→ **Task details**
Go through the lines below. Copy those with "Sucrose".
══ Material for the task ══
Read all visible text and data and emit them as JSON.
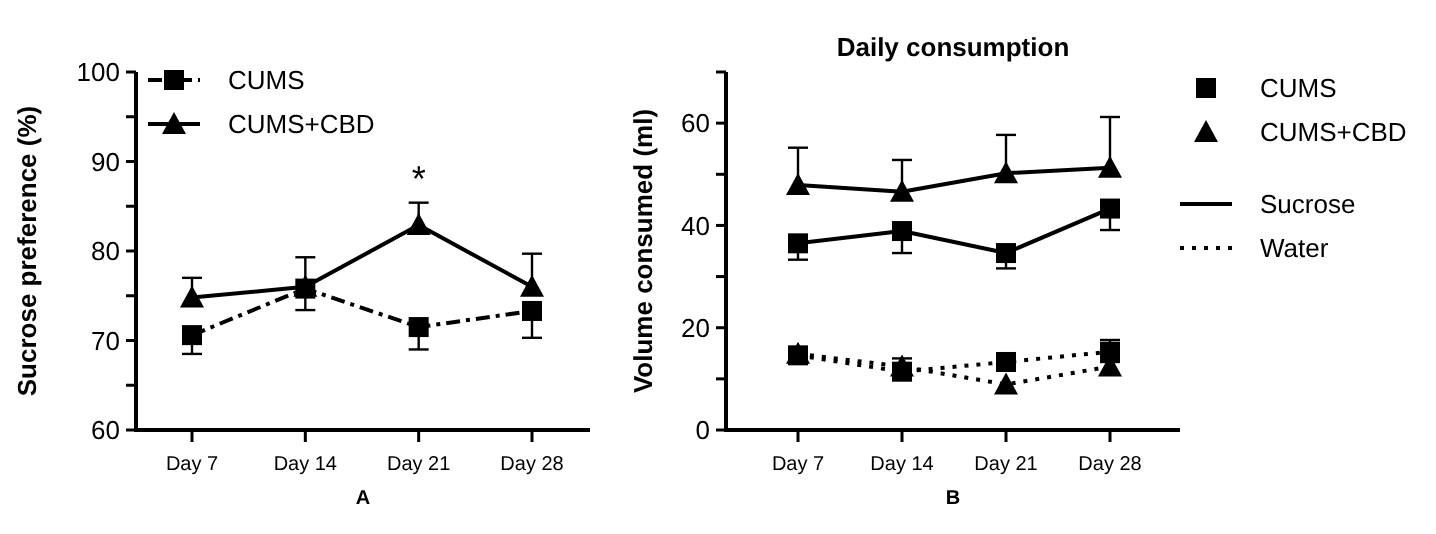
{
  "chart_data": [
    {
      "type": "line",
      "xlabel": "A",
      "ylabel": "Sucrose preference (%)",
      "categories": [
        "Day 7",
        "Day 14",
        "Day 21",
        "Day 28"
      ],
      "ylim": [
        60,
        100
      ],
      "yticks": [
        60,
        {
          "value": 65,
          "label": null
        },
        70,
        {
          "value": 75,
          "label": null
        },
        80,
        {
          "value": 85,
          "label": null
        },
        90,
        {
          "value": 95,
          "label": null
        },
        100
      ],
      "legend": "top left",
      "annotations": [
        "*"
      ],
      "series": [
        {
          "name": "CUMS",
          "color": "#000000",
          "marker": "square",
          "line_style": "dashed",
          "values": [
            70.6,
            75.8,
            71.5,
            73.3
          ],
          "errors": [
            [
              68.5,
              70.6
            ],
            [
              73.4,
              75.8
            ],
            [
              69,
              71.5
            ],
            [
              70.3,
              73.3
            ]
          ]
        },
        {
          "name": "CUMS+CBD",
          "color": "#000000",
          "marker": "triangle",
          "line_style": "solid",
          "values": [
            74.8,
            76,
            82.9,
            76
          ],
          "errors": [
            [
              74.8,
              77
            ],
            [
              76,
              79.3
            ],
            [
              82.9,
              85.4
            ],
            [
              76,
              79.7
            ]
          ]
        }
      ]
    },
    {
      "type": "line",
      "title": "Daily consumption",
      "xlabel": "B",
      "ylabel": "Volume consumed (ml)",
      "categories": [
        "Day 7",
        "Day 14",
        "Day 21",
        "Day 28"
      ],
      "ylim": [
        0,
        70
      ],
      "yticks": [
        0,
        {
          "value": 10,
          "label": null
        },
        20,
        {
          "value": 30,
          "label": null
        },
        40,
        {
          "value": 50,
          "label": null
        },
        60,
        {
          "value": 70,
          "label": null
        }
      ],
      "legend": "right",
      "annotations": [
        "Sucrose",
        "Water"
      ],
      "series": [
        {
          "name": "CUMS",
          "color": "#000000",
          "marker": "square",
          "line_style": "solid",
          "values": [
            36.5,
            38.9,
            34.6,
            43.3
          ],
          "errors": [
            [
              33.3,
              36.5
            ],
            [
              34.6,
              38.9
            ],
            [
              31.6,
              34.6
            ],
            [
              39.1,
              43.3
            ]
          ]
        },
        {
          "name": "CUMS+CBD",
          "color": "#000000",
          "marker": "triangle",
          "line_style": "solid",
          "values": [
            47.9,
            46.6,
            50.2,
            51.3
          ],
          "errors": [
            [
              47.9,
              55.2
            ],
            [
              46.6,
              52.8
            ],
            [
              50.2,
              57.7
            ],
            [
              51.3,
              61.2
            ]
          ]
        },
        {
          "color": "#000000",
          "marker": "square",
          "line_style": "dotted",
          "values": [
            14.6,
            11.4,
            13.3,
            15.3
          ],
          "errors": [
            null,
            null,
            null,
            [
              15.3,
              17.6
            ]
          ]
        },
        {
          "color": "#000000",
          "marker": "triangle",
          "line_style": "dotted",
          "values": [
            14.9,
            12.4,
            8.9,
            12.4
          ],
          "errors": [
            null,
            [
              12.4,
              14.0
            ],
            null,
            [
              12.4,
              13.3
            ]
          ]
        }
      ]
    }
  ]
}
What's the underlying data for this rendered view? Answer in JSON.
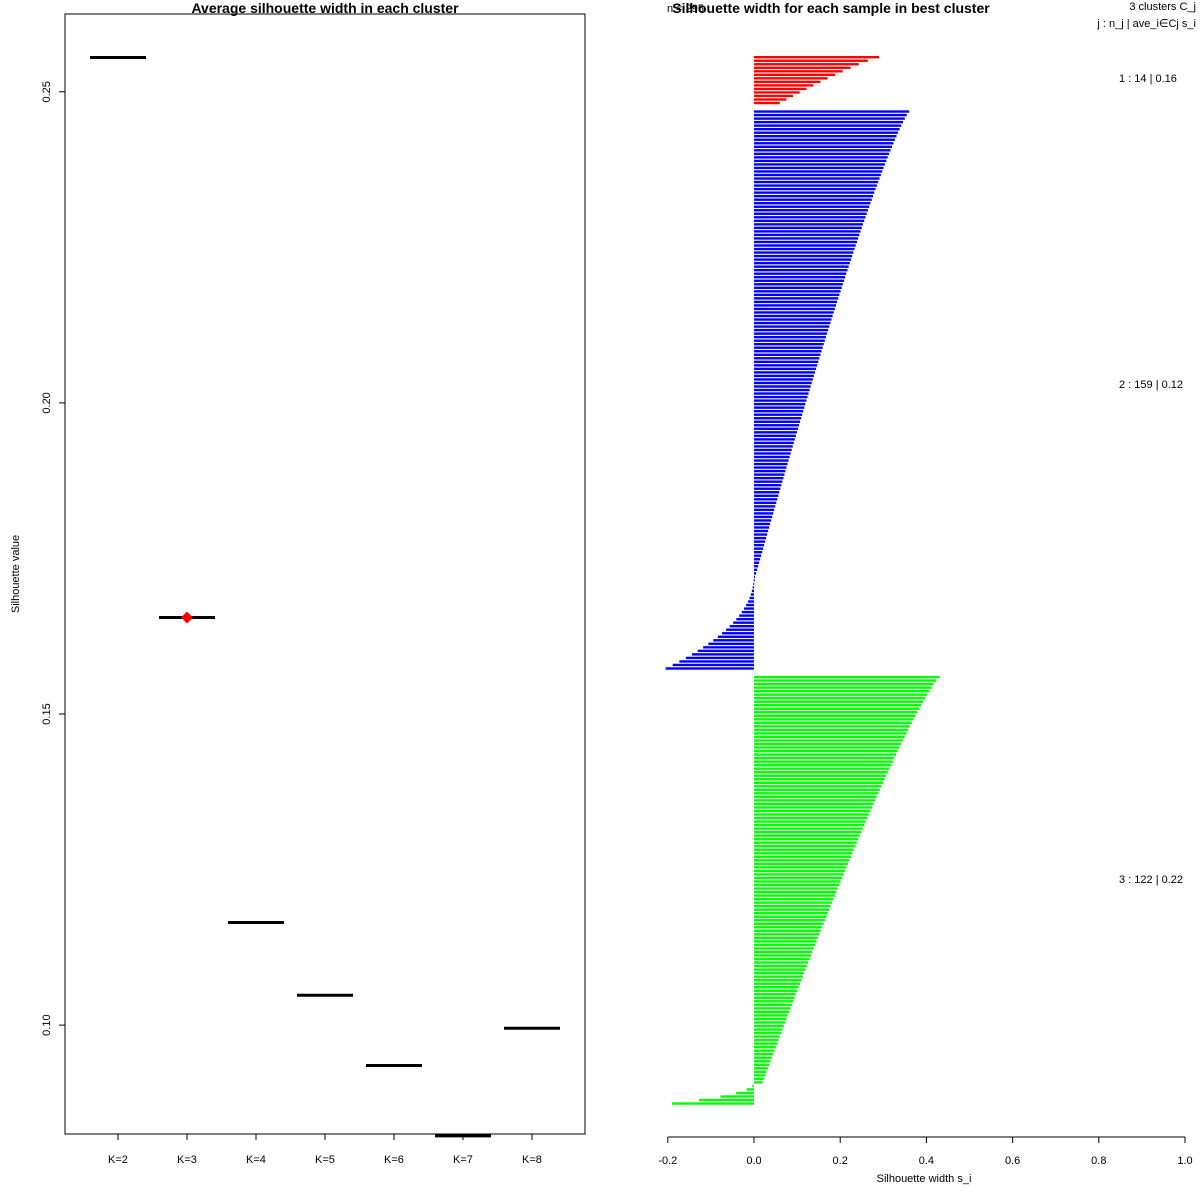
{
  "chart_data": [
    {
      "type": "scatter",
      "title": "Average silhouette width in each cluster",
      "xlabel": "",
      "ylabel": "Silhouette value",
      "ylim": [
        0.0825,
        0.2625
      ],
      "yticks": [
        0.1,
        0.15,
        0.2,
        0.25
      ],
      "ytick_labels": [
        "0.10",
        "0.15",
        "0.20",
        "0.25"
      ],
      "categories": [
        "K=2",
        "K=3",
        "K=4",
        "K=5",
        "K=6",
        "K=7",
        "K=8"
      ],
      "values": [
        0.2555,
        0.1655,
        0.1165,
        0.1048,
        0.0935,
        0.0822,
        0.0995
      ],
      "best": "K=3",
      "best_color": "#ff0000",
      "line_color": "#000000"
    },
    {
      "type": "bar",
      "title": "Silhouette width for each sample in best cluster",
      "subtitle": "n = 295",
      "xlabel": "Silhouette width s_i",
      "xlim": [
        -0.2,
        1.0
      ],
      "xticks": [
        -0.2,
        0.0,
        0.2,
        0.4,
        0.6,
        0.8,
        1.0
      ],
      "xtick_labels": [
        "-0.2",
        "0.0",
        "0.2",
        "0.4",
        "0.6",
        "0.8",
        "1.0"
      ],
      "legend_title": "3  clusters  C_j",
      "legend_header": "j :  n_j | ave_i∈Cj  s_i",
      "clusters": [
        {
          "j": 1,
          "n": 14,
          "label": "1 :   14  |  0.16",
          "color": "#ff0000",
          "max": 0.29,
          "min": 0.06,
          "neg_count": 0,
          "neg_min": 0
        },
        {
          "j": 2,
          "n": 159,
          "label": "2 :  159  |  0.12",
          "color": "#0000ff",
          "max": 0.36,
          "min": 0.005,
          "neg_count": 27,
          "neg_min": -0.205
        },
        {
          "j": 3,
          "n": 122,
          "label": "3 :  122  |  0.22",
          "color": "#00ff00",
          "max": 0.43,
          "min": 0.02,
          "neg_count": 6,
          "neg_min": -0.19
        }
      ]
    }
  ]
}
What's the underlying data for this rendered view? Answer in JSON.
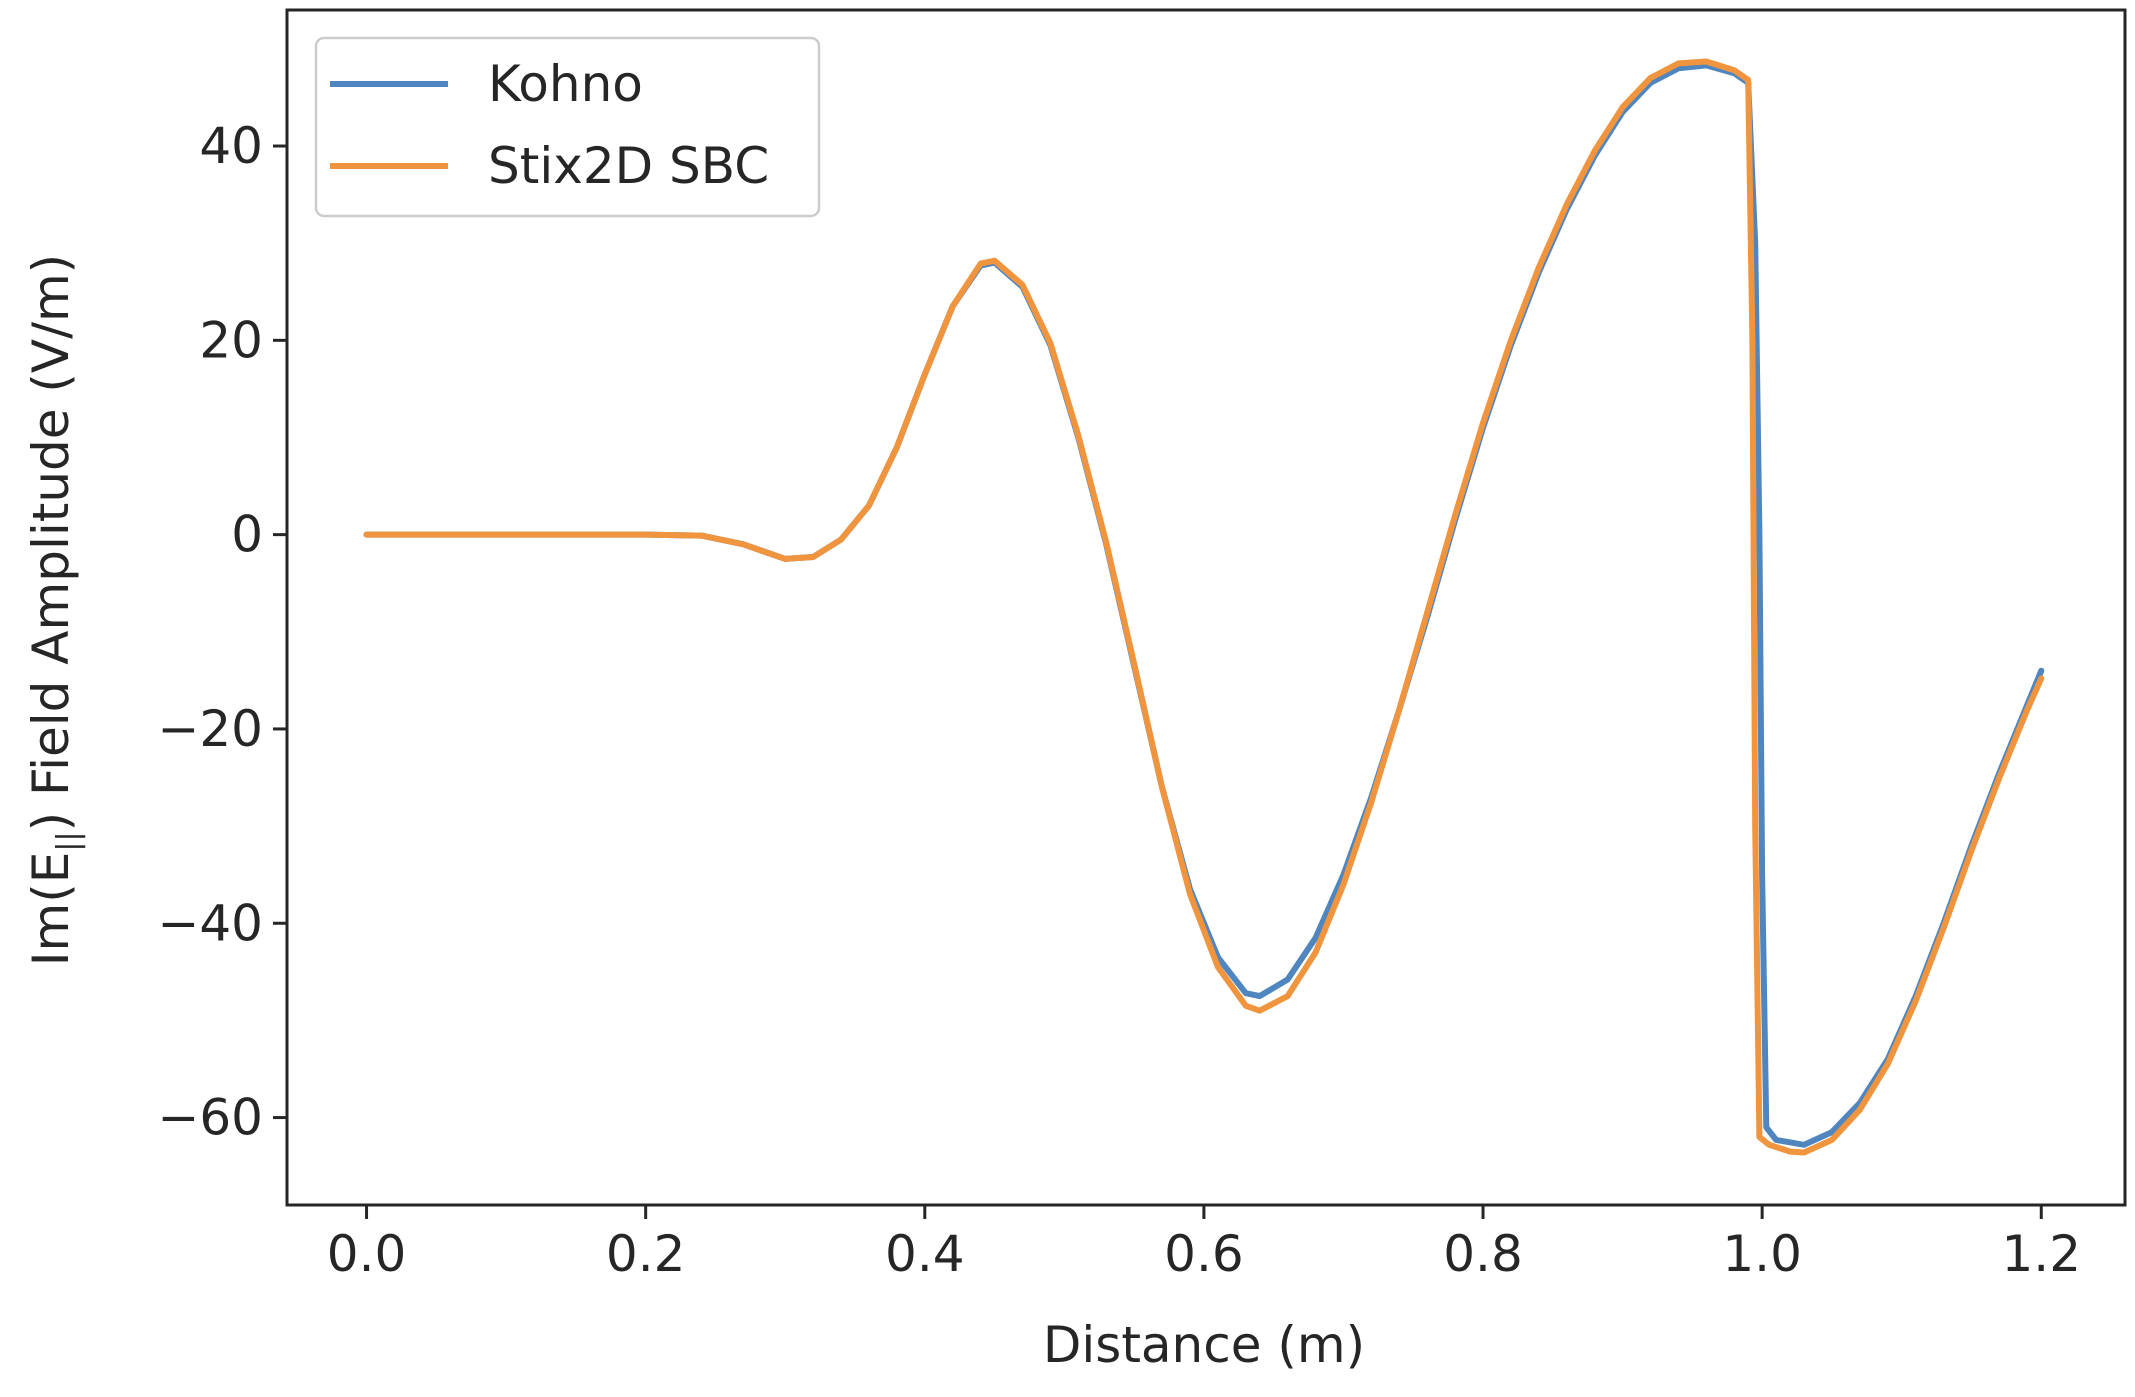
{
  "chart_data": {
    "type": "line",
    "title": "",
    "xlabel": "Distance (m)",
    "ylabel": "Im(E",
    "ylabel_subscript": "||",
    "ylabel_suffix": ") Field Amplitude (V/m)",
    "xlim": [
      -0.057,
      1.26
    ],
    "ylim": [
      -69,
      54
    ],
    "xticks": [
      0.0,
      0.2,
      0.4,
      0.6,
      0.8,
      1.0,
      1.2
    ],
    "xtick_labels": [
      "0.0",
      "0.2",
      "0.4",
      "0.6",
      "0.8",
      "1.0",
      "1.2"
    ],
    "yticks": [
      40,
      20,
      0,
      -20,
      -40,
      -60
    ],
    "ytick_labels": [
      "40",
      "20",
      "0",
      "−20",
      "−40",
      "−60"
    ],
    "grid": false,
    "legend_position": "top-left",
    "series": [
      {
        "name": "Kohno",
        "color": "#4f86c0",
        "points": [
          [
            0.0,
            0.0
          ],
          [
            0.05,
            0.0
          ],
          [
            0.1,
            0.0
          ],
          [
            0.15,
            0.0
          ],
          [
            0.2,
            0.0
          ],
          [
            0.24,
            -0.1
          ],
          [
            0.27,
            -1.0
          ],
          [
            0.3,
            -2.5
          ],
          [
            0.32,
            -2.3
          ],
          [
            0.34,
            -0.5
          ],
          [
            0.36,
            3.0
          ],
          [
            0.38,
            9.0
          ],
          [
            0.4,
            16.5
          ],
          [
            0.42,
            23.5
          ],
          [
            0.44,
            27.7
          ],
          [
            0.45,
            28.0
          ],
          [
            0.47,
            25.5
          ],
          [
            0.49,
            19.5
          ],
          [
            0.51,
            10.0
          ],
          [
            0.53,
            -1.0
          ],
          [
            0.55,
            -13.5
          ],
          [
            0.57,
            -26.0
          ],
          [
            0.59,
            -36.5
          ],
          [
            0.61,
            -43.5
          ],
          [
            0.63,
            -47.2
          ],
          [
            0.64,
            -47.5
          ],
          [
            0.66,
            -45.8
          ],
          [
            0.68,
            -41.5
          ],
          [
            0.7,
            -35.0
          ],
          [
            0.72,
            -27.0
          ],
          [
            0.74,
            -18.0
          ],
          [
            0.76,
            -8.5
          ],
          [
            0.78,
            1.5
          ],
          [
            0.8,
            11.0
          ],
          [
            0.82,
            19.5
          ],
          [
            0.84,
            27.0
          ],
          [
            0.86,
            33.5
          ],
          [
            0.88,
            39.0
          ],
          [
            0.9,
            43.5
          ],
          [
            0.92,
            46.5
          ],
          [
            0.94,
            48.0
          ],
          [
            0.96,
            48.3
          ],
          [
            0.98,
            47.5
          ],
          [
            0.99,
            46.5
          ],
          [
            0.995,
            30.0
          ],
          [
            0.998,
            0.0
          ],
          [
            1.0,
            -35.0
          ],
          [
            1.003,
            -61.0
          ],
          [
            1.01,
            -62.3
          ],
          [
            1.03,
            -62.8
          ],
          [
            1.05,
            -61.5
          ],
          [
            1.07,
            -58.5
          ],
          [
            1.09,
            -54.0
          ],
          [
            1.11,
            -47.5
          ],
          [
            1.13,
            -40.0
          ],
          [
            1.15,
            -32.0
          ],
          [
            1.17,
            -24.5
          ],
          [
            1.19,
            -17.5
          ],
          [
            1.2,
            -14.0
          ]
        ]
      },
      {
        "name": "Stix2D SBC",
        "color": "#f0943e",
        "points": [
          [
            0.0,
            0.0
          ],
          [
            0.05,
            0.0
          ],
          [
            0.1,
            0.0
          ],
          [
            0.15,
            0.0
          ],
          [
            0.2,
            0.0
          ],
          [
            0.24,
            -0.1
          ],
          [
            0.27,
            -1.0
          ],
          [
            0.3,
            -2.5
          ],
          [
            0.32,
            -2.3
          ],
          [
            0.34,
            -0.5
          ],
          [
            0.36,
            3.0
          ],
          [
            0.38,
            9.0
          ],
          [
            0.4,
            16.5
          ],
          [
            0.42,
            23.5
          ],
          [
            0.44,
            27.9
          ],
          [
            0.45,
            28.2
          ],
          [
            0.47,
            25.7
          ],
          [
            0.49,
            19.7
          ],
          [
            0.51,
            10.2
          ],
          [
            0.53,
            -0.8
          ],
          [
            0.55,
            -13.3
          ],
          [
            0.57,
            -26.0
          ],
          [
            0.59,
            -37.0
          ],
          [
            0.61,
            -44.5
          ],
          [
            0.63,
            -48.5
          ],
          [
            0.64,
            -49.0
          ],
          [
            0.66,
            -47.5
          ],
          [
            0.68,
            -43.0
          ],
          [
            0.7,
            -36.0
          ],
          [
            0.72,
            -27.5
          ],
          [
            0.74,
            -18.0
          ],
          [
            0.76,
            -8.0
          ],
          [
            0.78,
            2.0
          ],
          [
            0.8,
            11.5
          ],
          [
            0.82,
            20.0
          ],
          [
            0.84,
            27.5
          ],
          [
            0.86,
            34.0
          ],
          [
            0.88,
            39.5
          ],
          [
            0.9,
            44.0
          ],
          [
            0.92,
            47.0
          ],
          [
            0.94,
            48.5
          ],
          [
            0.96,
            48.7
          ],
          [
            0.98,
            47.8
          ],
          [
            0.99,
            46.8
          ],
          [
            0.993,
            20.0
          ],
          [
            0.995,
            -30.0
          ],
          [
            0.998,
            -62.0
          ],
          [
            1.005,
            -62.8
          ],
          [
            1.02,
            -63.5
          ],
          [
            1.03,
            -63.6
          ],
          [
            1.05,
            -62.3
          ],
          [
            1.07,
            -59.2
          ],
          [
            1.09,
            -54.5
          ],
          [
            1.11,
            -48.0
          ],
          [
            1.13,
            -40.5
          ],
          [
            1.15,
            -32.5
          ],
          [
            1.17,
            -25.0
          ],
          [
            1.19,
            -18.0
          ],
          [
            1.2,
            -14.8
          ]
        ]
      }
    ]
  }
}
═══
→ **Correct result**
      "ylabel": "Sucrose preference (%)",
        "Sucrose",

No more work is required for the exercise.